[Start of section]

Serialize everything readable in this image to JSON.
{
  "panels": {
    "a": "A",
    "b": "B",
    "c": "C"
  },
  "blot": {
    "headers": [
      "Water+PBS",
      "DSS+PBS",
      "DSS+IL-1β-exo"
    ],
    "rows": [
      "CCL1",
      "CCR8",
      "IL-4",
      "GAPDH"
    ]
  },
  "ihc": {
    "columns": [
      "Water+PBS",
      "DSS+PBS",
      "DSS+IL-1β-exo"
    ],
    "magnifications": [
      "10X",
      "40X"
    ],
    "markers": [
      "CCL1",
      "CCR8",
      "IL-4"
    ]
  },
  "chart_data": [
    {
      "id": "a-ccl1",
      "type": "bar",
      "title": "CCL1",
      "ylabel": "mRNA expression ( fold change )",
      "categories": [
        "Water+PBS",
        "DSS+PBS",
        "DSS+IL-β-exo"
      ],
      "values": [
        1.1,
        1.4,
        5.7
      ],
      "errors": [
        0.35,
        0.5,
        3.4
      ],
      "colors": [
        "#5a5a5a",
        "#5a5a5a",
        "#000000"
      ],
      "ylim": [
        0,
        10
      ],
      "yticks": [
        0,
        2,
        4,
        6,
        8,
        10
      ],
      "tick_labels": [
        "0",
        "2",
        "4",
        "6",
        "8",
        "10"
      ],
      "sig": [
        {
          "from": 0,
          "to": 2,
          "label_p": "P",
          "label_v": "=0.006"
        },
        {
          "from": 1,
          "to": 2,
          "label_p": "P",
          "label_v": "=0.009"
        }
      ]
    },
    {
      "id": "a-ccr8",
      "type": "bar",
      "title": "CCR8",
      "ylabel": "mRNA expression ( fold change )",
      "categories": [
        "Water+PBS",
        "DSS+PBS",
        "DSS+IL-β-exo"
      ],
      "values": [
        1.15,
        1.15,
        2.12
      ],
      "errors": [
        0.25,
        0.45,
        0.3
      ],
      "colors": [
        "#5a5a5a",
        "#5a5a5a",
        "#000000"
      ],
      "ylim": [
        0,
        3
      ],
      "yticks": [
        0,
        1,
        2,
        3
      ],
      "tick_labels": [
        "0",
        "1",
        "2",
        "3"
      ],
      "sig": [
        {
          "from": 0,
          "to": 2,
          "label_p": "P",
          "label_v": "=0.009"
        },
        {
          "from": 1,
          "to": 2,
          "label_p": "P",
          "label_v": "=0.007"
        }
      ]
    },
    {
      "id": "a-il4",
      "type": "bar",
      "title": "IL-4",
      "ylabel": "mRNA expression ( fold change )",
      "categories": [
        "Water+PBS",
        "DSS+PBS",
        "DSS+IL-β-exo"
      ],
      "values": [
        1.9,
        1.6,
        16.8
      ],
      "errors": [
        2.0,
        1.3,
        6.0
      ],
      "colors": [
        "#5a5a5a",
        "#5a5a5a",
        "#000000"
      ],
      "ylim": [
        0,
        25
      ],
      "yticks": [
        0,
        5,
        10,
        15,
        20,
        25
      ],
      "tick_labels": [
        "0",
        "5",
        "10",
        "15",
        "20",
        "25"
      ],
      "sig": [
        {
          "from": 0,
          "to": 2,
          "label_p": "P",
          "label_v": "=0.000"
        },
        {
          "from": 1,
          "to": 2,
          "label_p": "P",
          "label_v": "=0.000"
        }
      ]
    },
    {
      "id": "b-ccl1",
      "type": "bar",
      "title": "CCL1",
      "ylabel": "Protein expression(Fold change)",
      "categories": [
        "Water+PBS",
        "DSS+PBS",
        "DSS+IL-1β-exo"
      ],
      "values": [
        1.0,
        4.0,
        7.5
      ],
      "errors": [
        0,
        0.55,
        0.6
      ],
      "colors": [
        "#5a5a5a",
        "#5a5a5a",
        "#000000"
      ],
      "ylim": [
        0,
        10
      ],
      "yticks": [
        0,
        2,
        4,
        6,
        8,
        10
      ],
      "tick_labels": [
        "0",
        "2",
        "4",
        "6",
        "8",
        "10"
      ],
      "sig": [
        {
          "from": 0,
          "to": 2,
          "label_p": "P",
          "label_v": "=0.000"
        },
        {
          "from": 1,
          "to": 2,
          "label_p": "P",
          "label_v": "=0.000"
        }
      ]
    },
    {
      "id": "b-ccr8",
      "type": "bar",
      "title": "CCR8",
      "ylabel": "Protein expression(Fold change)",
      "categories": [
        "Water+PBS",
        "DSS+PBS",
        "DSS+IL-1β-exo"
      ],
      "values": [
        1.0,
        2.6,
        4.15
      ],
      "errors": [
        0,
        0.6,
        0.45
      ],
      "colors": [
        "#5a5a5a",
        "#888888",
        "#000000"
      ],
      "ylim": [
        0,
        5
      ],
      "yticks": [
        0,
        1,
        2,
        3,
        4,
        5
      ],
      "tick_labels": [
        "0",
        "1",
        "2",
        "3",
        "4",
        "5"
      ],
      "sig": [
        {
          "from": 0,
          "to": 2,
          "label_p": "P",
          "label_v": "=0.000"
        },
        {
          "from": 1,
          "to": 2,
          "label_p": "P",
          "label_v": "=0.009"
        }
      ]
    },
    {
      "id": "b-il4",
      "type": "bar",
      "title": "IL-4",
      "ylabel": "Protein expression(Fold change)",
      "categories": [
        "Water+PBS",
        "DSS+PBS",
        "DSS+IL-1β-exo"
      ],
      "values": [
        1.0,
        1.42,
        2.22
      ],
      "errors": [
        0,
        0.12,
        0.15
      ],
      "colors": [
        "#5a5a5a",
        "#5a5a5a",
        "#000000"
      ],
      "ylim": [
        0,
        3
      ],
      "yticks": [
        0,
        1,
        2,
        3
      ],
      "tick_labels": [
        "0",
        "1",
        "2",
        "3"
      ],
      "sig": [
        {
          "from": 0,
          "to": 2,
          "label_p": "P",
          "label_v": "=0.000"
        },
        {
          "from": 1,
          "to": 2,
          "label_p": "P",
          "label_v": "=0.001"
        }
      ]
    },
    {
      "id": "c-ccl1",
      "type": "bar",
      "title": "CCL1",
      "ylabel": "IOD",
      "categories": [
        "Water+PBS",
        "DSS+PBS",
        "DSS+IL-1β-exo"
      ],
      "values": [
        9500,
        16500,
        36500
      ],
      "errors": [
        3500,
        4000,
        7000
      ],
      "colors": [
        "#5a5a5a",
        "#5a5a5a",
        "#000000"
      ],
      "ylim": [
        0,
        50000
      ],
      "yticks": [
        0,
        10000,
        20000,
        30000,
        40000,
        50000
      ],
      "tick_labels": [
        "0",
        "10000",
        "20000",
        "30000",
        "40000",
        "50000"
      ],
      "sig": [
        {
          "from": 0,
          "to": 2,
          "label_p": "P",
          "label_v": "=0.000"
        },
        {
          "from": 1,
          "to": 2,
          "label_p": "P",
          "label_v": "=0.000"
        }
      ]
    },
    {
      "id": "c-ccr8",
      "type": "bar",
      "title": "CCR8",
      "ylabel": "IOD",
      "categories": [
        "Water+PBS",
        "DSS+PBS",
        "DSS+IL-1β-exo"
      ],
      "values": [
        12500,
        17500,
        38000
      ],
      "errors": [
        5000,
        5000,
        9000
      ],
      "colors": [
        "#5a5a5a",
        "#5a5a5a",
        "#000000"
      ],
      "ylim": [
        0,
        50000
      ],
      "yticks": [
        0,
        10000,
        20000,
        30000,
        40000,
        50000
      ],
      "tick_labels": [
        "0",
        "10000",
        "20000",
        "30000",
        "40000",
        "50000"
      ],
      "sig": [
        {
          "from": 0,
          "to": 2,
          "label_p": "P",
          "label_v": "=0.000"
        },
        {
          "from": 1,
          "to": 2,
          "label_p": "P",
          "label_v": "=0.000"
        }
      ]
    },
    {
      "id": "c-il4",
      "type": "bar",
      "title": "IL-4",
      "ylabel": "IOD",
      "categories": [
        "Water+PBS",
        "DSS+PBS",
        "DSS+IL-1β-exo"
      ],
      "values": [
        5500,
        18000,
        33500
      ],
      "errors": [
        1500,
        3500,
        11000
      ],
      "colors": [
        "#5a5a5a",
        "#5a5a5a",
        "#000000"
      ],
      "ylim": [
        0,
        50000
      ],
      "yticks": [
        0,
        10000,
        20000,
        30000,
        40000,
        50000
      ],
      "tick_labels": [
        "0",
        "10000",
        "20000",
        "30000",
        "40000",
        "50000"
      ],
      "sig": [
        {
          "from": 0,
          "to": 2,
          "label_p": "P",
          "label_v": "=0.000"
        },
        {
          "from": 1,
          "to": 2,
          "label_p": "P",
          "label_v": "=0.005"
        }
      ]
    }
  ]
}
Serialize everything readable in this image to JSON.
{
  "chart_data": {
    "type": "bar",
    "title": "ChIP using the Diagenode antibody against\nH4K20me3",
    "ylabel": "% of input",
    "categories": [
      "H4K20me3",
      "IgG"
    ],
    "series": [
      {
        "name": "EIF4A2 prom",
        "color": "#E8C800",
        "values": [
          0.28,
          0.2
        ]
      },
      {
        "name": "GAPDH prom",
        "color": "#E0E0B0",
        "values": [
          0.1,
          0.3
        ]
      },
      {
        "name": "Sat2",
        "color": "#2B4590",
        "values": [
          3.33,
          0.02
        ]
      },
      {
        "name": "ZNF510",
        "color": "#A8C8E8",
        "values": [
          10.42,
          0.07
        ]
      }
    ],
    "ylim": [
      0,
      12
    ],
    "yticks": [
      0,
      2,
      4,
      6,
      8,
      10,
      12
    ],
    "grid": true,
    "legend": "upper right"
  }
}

[End of section]

* **Task objective**
Search the listing above for "name" and copy every line that has it.

* **Output**
        "name": "EIF4A2 prom",
        "name": "GAPDH prom",
        "name": "Sat2",
        "name": "ZNF510",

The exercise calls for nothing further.